### Task to complete:
Type out every line below exactly as it reads.

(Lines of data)
━━━━━━━━━━

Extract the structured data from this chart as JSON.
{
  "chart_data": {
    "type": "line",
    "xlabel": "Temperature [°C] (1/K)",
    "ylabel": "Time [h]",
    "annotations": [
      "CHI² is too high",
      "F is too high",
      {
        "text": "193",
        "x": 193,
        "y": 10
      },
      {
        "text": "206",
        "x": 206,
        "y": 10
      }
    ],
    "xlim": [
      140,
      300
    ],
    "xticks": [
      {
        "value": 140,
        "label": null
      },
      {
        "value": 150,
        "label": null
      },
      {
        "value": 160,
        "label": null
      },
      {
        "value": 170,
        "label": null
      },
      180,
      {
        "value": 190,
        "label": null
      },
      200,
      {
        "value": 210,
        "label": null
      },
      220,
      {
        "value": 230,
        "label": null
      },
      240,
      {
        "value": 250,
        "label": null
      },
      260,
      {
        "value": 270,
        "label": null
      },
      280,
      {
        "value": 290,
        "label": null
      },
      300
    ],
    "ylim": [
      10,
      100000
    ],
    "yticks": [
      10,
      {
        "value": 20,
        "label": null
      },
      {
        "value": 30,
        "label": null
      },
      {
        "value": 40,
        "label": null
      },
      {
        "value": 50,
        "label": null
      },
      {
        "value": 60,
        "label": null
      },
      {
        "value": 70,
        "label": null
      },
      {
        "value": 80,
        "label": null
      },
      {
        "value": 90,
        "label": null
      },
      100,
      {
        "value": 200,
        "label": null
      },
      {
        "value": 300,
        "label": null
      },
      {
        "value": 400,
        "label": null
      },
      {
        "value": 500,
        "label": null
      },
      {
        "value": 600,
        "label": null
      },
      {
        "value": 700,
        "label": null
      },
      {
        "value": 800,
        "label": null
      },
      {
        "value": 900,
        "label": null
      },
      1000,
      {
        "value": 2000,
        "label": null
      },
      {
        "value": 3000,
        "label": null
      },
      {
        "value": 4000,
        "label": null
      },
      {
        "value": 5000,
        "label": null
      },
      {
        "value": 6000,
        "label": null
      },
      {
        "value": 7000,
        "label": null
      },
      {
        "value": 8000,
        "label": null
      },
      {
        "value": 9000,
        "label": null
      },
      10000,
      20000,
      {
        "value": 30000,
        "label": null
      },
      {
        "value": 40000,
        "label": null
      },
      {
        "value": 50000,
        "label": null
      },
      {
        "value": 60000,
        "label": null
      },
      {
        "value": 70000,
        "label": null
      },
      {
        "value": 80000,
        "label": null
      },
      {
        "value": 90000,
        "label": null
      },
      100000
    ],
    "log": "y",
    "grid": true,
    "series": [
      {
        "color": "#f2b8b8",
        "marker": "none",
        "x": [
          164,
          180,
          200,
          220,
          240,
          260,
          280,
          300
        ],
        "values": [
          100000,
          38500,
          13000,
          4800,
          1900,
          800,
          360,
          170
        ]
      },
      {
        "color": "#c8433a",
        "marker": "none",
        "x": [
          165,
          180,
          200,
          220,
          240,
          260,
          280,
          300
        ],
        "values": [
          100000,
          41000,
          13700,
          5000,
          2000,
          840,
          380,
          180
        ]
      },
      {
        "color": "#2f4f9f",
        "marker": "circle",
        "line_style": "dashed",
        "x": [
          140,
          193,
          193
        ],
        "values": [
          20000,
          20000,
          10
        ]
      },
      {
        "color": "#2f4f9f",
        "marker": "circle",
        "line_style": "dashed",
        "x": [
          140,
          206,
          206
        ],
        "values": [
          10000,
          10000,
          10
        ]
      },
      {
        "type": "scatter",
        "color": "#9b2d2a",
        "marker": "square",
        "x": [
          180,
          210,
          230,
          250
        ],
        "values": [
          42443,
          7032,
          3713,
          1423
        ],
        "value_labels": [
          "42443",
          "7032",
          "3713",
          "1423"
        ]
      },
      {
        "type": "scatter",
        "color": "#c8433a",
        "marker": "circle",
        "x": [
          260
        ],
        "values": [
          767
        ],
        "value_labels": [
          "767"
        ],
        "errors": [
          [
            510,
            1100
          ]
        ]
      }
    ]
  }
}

━━━━━━━━━━

### Solution to this exercise:
Extract the structured data from this chart as JSON.
{
  "chart_data": {
    "type": "line",
    "xlabel": "Temperature [°C] (1/K)",
    "ylabel": "Time [h]",
    "annotations": [
      "CHI² is too high",
      "F is too high",
      {
        "text": "193",
        "x": 193,
        "y": 10
      },
      {
        "text": "206",
        "x": 206,
        "y": 10
      }
    ],
    "xlim": [
      140,
      300
    ],
    "xticks": [
      {
        "value": 140,
        "label": null
      },
      {
        "value": 150,
        "label": null
      },
      {
        "value": 160,
        "label": null
      },
      {
        "value": 170,
        "label": null
      },
      180,
      {
        "value": 190,
        "label": null
      },
      200,
      {
        "value": 210,
        "label": null
      },
      220,
      {
        "value": 230,
        "label": null
      },
      240,
      {
        "value": 250,
        "label": null
      },
      260,
      {
        "value": 270,
        "label": null
      },
      280,
      {
        "value": 290,
        "label": null
      },
      300
    ],
    "ylim": [
      10,
      100000
    ],
    "yticks": [
      10,
      {
        "value": 20,
        "label": null
      },
      {
        "value": 30,
        "label": null
      },
      {
        "value": 40,
        "label": null
      },
      {
        "value": 50,
        "label": null
      },
      {
        "value": 60,
        "label": null
      },
      {
        "value": 70,
        "label": null
      },
      {
        "value": 80,
        "label": null
      },
      {
        "value": 90,
        "label": null
      },
      100,
      {
        "value": 200,
        "label": null
      },
      {
        "value": 300,
        "label": null
      },
      {
        "value": 400,
        "label": null
      },
      {
        "value": 500,
        "label": null
      },
      {
        "value": 600,
        "label": null
      },
      {
        "value": 700,
        "label": null
      },
      {
        "value": 800,
        "label": null
      },
      {
        "value": 900,
        "label": null
      },
      1000,
      {
        "value": 2000,
        "label": null
      },
      {
        "value": 3000,
        "label": null
      },
      {
        "value": 4000,
        "label": null
      },
      {
        "value": 5000,
        "label": null
      },
      {
        "value": 6000,
        "label": null
      },
      {
        "value": 7000,
        "label": null
      },
      {
        "value": 8000,
        "label": null
      },
      {
        "value": 9000,
        "label": null
      },
      10000,
      20000,
      {
        "value": 30000,
        "label": null
      },
      {
        "value": 40000,
        "label": null
      },
      {
        "value": 50000,
        "label": null
      },
      {
        "value": 60000,
        "label": null
      },
      {
        "value": 70000,
        "label": null
      },
      {
        "value": 80000,
        "label": null
      },
      {
        "value": 90000,
        "label": null
      },
      100000
    ],
    "log": "y",
    "grid": true,
    "series": [
      {
        "color": "#f2b8b8",
        "marker": "none",
        "x": [
          164,
          180,
          200,
          220,
          240,
          260,
          280,
          300
        ],
        "values": [
          100000,
          38500,
          13000,
          4800,
          1900,
          800,
          360,
          170
        ]
      },
      {
        "color": "#c8433a",
        "marker": "none",
        "x": [
          165,
          180,
          200,
          220,
          240,
          260,
          280,
          300
        ],
        "values": [
          100000,
          41000,
          13700,
          5000,
          2000,
          840,
          380,
          180
        ]
      },
      {
        "color": "#2f4f9f",
        "marker": "circle",
        "line_style": "dashed",
        "x": [
          140,
          193,
          193
        ],
        "values": [
          20000,
          20000,
          10
        ]
      },
      {
        "color": "#2f4f9f",
        "marker": "circle",
        "line_style": "dashed",
        "x": [
          140,
          206,
          206
        ],
        "values": [
          10000,
          10000,
          10
        ]
      },
      {
        "type": "scatter",
        "color": "#9b2d2a",
        "marker": "square",
        "x": [
          180,
          210,
          230,
          250
        ],
        "values": [
          42443,
          7032,
          3713,
          1423
        ],
        "value_labels": [
          "42443",
          "7032",
          "3713",
          "1423"
        ]
      },
      {
        "type": "scatter",
        "color": "#c8433a",
        "marker": "circle",
        "x": [
          260
        ],
        "values": [
          767
        ],
        "value_labels": [
          "767"
        ],
        "errors": [
          [
            510,
            1100
          ]
        ]
      }
    ]
  }
}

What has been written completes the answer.